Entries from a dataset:
--- --- ---

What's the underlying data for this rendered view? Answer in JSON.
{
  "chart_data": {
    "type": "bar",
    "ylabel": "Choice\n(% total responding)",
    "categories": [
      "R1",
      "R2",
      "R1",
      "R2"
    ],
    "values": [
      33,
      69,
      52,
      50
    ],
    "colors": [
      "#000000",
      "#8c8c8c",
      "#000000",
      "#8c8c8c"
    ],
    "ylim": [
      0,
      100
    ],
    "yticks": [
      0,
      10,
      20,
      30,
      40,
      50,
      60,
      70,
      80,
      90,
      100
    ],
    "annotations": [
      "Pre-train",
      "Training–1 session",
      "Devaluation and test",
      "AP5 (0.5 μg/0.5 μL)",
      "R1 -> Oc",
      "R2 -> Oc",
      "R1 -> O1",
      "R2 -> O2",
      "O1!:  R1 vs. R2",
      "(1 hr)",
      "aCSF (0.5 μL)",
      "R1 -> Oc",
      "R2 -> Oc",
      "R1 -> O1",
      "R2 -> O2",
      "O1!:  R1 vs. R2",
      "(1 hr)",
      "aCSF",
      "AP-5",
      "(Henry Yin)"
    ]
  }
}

--- --- ---

> EXERCISE DESCRIPTION:
Restate the whole listing exactly, leaving out nothing.

> EXERCISE SOLUTION:
What's the underlying data for this rendered view? Answer in JSON.
{
  "chart_data": {
    "type": "bar",
    "ylabel": "Choice\n(% total responding)",
    "categories": [
      "R1",
      "R2",
      "R1",
      "R2"
    ],
    "values": [
      33,
      69,
      52,
      50
    ],
    "colors": [
      "#000000",
      "#8c8c8c",
      "#000000",
      "#8c8c8c"
    ],
    "ylim": [
      0,
      100
    ],
    "yticks": [
      0,
      10,
      20,
      30,
      40,
      50,
      60,
      70,
      80,
      90,
      100
    ],
    "annotations": [
      "Pre-train",
      "Training–1 session",
      "Devaluation and test",
      "AP5 (0.5 μg/0.5 μL)",
      "R1 -> Oc",
      "R2 -> Oc",
      "R1 -> O1",
      "R2 -> O2",
      "O1!:  R1 vs. R2",
      "(1 hr)",
      "aCSF (0.5 μL)",
      "R1 -> Oc",
      "R2 -> Oc",
      "R1 -> O1",
      "R2 -> O2",
      "O1!:  R1 vs. R2",
      "(1 hr)",
      "aCSF",
      "AP-5",
      "(Henry Yin)"
    ]
  }
}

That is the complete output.